Task description
Give back each entry unchanged, minus pictures.
····················
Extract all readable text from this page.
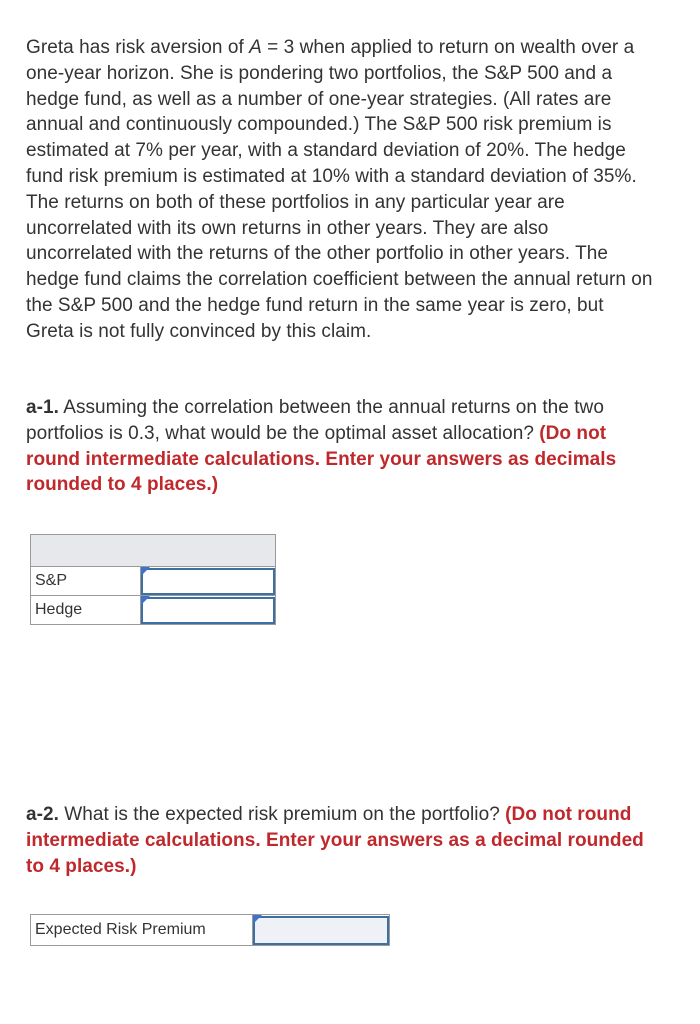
Greta has risk aversion of A = 3 when applied to return on wealth over a one-year horizon. She is pondering two portfolios, the S&P 500 and a hedge fund, as well as a number of one-year strategies. (All rates are annual and continuously compounded.) The S&P 500 risk premium is estimated at 7% per year, with a standard deviation of 20%. The hedge fund risk premium is estimated at 10% with a standard deviation of 35%. The returns on both of these portfolios in any particular year are uncorrelated with its own returns in other years. They are also uncorrelated with the returns of the other portfolio in other years. The hedge fund claims the correlation coefficient between the annual return on the S&P 500 and the hedge fund return in the same year is zero, but Greta is not fully convinced by this claim.

a-1. Assuming the correlation between the annual returns on the two portfolios is 0.3, what would be the optimal asset allocation? (Do not round intermediate calculations. Enter your answers as decimals rounded to 4 places.)

S&P	

Hedge	

a-2. What is the expected risk premium on the portfolio? (Do not round intermediate calculations. Enter your answers as a decimal rounded to 4 places.)

Expected Risk Premium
····················
Complete answer
Extract all readable text from this page.
Greta has risk aversion of A = 3 when applied to return on wealth over a one-year horizon. She is pondering two portfolios, the S&P 500 and a hedge fund, as well as a number of one-year strategies. (All rates are annual and continuously compounded.) The S&P 500 risk premium is estimated at 7% per year, with a standard deviation of 20%. The hedge fund risk premium is estimated at 10% with a standard deviation of 35%. The returns on both of these portfolios in any particular year are uncorrelated with its own returns in other years. They are also uncorrelated with the returns of the other portfolio in other years. The hedge fund claims the correlation coefficient between the annual return on the S&P 500 and the hedge fund return in the same year is zero, but Greta is not fully convinced by this claim.

a-1. Assuming the correlation between the annual returns on the two portfolios is 0.3, what would be the optimal asset allocation? (Do not round intermediate calculations. Enter your answers as decimals rounded to 4 places.)

S&P	

Hedge	

a-2. What is the expected risk premium on the portfolio? (Do not round intermediate calculations. Enter your answers as a decimal rounded to 4 places.)

Expected Risk Premium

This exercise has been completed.